▶ [Exercise materials]:
--

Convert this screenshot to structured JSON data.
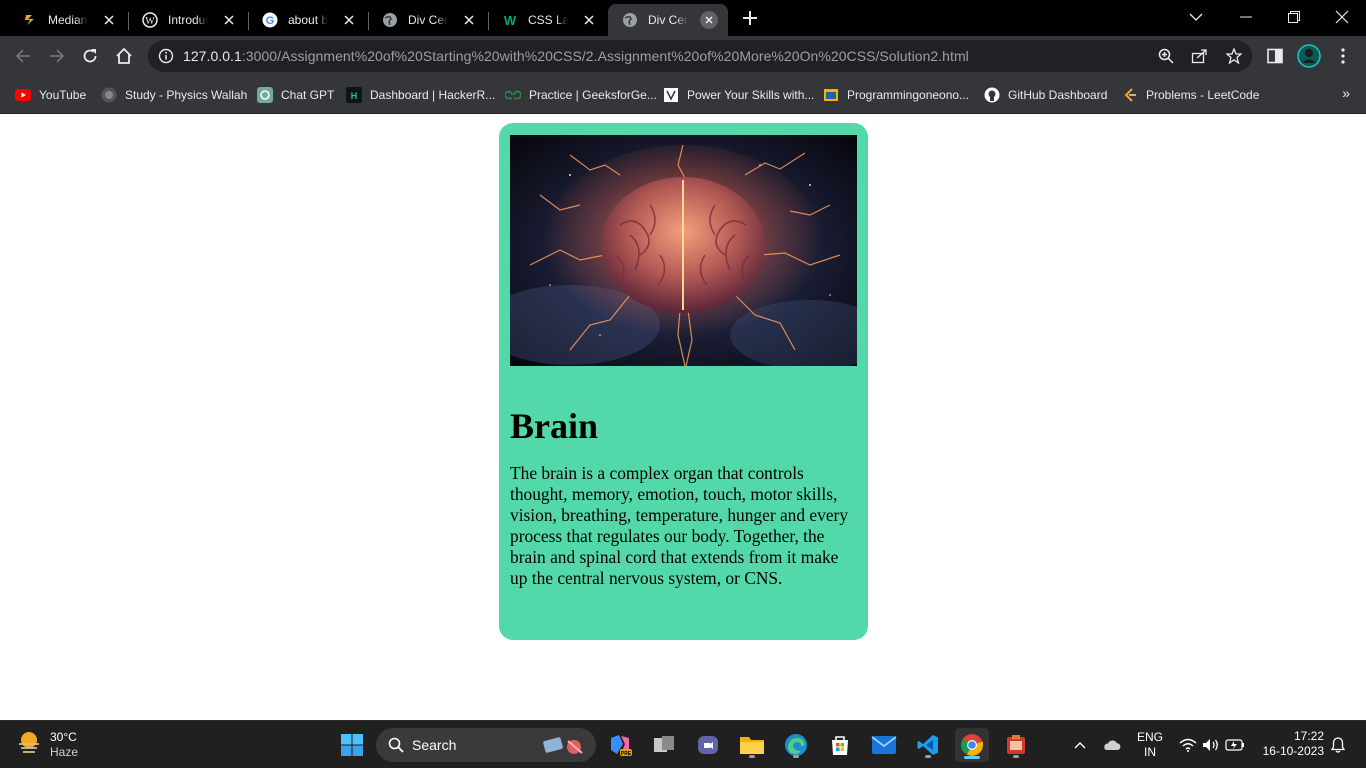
{
  "browser": {
    "tabs": [
      {
        "title": "Median o",
        "icon": "median-icon"
      },
      {
        "title": "Introducti",
        "icon": "wordpress-icon"
      },
      {
        "title": "about bra",
        "icon": "google-icon"
      },
      {
        "title": "Div Cente",
        "icon": "globe-icon"
      },
      {
        "title": "CSS Layo",
        "icon": "w3schools-icon"
      },
      {
        "title": "Div Cente",
        "icon": "globe-icon",
        "active": true
      }
    ],
    "url_host": "127.0.0.1",
    "url_path": ":3000/Assignment%20of%20Starting%20with%20CSS/2.Assignment%20of%20More%20On%20CSS/Solution2.html",
    "bookmarks": [
      {
        "label": "YouTube",
        "icon": "youtube-icon"
      },
      {
        "label": "Study - Physics Wallah",
        "icon": "physics-wallah-icon"
      },
      {
        "label": "Chat GPT",
        "icon": "chatgpt-icon"
      },
      {
        "label": "Dashboard | HackerR...",
        "icon": "hackerrank-icon"
      },
      {
        "label": "Practice | GeeksforGe...",
        "icon": "geeksforgeeks-icon"
      },
      {
        "label": "Power Your Skills with...",
        "icon": "book-icon"
      },
      {
        "label": "Programmingoneono...",
        "icon": "folder-icon"
      },
      {
        "label": "GitHub Dashboard",
        "icon": "github-icon"
      },
      {
        "label": "Problems - LeetCode",
        "icon": "leetcode-icon"
      }
    ],
    "more_bookmarks": "»"
  },
  "page": {
    "card": {
      "image_alt": "brain-image",
      "heading": "Brain",
      "text": "The brain is a complex organ that controls thought, memory, emotion, touch, motor skills, vision, breathing, temperature, hunger and every process that regulates our body. Together, the brain and spinal cord that extends from it make up the central nervous system, or CNS.",
      "bg_color": "#53d8a9"
    }
  },
  "taskbar": {
    "weather": {
      "temp": "30°C",
      "condition": "Haze"
    },
    "search_label": "Search",
    "language": {
      "lang": "ENG",
      "region": "IN"
    },
    "time": "17:22",
    "date": "16-10-2023"
  }
}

--

▶ [What the task requires]: Copy out every line of the data that includes the word "Dashboard".

▶ [Final result]:
        "label": "Dashboard | HackerR...",
        "label": "GitHub Dashboard",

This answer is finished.